AIM OF THE EXERCISE - Count every line where "background" occurs. Give the total alone.

TASK MATERIAL -
********************

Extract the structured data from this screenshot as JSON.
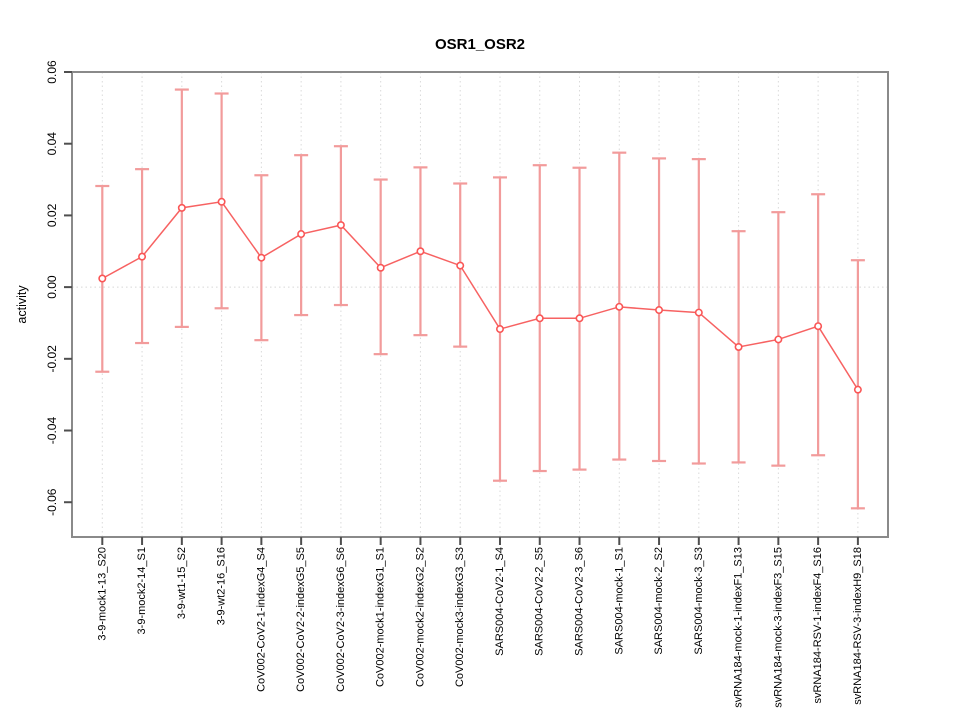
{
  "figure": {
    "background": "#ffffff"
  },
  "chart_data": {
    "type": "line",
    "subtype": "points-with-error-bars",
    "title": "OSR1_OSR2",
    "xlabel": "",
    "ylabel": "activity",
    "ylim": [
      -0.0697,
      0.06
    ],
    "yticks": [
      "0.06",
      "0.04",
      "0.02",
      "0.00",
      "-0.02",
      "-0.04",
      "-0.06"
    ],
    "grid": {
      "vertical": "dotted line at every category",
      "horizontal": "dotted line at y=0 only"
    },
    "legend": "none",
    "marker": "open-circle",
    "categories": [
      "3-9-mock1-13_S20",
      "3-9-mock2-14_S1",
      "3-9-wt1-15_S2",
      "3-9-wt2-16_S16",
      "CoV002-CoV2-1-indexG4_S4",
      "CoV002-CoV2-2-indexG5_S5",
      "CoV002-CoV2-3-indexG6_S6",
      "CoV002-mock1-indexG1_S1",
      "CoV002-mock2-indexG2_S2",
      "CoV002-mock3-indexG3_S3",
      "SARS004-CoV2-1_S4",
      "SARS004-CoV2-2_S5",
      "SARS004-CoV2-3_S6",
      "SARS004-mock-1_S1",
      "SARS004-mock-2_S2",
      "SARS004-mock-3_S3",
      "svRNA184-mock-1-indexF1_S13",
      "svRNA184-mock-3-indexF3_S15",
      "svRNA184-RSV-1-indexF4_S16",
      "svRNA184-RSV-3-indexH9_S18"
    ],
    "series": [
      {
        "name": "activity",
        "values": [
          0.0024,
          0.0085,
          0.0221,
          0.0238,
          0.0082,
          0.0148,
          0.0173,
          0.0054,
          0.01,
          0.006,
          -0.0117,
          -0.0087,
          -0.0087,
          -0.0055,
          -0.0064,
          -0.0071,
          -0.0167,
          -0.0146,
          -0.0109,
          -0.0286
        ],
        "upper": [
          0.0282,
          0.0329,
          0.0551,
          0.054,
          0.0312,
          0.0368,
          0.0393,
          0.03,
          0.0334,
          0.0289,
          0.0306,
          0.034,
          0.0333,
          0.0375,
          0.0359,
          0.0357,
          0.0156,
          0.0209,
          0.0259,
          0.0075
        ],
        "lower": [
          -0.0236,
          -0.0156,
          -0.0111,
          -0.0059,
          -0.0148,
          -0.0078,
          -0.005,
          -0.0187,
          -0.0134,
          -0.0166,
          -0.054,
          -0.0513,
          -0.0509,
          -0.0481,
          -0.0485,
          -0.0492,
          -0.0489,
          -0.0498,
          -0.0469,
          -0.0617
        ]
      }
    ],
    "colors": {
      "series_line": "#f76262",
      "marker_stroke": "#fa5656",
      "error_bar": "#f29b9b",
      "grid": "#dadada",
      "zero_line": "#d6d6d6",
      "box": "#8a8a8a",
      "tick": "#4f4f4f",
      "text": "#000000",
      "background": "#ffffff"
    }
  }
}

********************

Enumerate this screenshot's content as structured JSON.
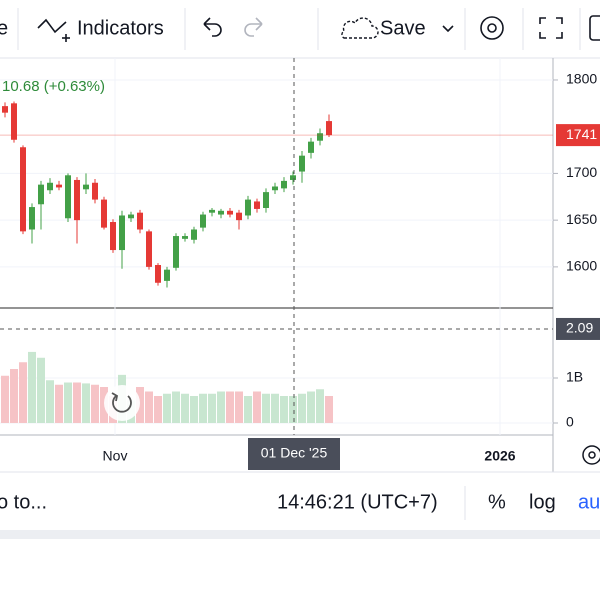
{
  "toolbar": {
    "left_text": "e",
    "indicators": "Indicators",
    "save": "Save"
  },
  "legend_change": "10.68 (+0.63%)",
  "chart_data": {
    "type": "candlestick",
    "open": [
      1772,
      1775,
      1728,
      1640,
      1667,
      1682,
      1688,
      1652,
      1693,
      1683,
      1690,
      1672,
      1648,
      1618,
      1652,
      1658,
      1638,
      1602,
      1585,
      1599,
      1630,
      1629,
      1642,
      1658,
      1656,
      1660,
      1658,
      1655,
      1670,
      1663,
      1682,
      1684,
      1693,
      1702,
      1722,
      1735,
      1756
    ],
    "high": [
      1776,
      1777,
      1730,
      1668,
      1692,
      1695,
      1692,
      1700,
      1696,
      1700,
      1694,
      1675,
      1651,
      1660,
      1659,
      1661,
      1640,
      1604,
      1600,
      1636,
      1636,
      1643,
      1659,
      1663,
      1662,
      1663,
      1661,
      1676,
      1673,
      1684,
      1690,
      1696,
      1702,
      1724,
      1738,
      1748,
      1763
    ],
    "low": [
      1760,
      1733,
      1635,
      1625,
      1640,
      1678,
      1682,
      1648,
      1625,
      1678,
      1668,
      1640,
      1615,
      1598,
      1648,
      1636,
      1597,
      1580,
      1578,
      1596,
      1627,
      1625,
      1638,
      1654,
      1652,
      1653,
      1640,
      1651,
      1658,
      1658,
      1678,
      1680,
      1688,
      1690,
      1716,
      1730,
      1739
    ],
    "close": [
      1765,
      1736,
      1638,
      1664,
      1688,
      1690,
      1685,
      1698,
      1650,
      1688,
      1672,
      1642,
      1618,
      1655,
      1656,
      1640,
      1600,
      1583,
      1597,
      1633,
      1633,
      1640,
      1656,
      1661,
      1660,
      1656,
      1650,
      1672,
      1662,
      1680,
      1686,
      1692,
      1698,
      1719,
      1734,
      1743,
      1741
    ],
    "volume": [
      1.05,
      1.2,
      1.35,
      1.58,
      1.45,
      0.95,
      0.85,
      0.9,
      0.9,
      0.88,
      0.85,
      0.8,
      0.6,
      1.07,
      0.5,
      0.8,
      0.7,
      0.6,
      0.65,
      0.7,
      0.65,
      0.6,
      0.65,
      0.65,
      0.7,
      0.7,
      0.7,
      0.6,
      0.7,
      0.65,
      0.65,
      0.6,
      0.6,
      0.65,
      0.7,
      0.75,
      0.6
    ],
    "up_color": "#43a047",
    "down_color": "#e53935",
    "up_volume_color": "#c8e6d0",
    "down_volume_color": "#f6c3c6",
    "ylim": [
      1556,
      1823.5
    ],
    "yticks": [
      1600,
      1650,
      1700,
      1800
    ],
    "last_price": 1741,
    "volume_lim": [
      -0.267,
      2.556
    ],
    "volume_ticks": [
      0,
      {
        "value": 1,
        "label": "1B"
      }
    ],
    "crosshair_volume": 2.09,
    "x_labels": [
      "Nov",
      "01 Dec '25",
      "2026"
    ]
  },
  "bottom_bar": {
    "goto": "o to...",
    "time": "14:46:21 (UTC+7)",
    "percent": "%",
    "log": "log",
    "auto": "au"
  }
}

********************

EXERCISE RESPONSE - 2